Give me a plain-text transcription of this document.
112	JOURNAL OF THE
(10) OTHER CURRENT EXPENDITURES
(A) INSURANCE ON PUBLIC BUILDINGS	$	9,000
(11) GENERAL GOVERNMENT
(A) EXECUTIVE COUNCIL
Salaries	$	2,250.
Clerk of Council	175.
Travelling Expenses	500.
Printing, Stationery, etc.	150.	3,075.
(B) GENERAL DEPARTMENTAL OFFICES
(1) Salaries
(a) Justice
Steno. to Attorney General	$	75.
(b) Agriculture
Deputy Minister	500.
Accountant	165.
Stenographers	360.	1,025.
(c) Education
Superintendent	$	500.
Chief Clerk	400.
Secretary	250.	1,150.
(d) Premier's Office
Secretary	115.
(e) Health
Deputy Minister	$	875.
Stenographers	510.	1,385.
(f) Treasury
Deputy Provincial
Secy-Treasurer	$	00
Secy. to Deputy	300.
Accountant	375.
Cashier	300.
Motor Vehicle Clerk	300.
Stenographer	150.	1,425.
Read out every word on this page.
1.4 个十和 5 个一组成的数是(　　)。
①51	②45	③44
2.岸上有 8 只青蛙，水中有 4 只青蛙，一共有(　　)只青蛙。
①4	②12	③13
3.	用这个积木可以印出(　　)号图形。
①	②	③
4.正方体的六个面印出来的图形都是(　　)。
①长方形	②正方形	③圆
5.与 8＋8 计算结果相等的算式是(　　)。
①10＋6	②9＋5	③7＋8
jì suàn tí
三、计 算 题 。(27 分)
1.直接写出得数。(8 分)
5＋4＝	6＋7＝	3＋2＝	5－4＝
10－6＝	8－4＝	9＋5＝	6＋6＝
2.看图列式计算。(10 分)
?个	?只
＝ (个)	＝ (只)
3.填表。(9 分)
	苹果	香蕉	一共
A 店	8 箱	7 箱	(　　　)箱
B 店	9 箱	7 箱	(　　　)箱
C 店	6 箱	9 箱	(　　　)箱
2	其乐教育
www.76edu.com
··········
Among the records above, find each line holding the string "Stenographers" and pull it out.

Stenographers	360.	1,025.
Stenographers	510.	1,385.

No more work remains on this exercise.